#### [Task statement]
Copy out the lines from the beginning of the items through the line containing "- timeline-segment[interactable]: [8, 278, 155, 307]", including both of those lines.

#### [Element box records]
** start **

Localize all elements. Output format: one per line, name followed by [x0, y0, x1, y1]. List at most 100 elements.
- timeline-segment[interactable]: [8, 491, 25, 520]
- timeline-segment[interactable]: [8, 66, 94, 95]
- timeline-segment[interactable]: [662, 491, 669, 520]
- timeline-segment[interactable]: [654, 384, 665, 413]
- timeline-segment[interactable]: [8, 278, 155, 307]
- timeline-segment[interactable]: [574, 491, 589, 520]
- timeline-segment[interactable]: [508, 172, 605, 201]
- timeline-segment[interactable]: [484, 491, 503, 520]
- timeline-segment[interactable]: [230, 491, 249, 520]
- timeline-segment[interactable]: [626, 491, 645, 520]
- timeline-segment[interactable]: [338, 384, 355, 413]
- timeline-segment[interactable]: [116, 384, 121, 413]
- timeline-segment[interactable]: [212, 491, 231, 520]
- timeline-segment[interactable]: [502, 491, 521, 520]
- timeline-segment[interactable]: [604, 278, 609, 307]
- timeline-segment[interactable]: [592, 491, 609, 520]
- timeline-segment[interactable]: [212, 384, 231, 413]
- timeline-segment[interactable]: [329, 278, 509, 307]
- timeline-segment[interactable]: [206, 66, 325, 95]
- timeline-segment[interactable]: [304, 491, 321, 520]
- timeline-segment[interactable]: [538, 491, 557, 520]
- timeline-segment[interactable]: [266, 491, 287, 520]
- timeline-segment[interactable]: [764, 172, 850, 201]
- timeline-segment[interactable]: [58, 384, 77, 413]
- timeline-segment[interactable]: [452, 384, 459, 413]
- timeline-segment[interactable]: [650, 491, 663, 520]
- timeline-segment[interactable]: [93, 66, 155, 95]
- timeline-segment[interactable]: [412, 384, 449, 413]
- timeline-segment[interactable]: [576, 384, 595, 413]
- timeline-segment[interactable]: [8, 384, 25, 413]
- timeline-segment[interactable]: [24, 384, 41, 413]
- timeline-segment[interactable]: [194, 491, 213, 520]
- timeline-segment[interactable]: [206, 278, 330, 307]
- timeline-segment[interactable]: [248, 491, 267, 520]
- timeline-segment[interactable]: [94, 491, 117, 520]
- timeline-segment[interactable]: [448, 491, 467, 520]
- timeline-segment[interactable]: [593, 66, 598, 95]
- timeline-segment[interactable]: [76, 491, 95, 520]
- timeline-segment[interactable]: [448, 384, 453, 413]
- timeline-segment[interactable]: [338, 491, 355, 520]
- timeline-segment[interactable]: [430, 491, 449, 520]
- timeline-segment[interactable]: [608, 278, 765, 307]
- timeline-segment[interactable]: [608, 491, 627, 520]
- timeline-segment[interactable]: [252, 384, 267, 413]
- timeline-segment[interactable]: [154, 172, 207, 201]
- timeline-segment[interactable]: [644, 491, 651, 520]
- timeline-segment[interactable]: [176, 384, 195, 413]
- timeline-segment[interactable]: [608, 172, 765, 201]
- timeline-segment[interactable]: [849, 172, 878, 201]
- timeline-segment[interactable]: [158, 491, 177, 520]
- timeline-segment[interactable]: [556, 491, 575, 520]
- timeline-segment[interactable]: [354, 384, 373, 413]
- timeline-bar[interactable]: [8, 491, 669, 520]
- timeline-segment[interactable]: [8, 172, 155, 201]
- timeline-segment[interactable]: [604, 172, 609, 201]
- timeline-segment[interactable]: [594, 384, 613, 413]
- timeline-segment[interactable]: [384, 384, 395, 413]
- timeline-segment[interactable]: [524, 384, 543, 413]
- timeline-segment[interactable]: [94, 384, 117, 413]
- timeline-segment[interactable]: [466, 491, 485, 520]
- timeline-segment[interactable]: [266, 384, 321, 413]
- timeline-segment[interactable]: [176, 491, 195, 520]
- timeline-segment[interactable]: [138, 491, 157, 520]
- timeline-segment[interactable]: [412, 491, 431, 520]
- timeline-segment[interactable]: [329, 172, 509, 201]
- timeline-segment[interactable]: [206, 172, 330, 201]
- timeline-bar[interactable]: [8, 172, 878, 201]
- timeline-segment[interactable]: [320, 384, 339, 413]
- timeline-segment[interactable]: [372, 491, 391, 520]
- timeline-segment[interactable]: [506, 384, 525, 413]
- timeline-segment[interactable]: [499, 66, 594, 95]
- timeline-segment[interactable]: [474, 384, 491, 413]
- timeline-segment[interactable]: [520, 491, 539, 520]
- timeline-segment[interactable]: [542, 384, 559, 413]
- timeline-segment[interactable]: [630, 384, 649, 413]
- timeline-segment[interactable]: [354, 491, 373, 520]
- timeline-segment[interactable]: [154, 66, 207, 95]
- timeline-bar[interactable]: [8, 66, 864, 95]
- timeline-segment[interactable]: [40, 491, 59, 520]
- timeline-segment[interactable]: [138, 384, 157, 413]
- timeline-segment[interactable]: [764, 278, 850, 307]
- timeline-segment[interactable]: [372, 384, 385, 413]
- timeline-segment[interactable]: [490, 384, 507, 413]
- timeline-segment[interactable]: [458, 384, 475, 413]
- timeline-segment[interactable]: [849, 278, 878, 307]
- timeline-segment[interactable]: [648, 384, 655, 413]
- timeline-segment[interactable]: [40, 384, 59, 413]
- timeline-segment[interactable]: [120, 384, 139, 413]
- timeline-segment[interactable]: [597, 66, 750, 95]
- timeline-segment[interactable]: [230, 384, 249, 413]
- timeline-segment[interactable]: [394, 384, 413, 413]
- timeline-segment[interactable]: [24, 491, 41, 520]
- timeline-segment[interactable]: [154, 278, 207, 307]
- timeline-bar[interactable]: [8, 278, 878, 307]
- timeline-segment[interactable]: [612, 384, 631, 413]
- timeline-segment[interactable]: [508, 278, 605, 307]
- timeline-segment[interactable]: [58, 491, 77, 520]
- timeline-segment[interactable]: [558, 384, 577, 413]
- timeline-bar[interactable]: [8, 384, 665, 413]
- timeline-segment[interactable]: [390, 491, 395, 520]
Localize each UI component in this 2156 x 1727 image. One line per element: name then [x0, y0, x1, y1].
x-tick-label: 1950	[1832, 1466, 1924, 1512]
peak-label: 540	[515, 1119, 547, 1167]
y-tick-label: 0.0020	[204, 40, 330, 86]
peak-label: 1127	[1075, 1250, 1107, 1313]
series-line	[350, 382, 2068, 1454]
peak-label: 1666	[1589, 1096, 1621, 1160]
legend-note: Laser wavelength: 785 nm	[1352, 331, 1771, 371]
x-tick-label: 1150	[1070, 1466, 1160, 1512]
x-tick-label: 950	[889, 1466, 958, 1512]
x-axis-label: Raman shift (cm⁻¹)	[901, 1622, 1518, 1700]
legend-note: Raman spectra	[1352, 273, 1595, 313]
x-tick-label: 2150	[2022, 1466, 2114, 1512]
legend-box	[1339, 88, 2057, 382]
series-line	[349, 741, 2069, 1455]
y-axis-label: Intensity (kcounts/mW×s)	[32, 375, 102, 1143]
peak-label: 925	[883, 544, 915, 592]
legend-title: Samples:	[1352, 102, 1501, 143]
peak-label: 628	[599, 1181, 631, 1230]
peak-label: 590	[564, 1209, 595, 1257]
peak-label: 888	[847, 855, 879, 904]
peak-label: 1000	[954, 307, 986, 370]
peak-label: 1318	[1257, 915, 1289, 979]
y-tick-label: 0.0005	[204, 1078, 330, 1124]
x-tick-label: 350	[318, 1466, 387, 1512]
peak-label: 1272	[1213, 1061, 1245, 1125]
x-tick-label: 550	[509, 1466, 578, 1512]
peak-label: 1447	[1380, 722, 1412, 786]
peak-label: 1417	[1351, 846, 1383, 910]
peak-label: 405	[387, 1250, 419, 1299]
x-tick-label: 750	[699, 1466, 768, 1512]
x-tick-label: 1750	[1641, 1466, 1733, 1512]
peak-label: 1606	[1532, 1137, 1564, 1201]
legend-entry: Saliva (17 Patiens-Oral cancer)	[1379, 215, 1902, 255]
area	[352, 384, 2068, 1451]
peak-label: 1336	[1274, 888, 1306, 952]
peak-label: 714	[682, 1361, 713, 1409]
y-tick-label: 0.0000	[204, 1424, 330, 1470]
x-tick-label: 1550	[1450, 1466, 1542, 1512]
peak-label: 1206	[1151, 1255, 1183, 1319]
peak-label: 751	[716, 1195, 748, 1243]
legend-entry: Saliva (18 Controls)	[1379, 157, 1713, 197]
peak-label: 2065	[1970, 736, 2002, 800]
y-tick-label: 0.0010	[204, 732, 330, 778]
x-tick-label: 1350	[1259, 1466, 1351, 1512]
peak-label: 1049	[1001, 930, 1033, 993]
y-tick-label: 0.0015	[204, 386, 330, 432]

** end **

#### [Solution]
Localize all elements. Output format: one per line, name followed by [x0, y0, x1, y1]. List at most 100 elements.
- timeline-segment[interactable]: [8, 491, 25, 520]
- timeline-segment[interactable]: [8, 66, 94, 95]
- timeline-segment[interactable]: [662, 491, 669, 520]
- timeline-segment[interactable]: [654, 384, 665, 413]
- timeline-segment[interactable]: [8, 278, 155, 307]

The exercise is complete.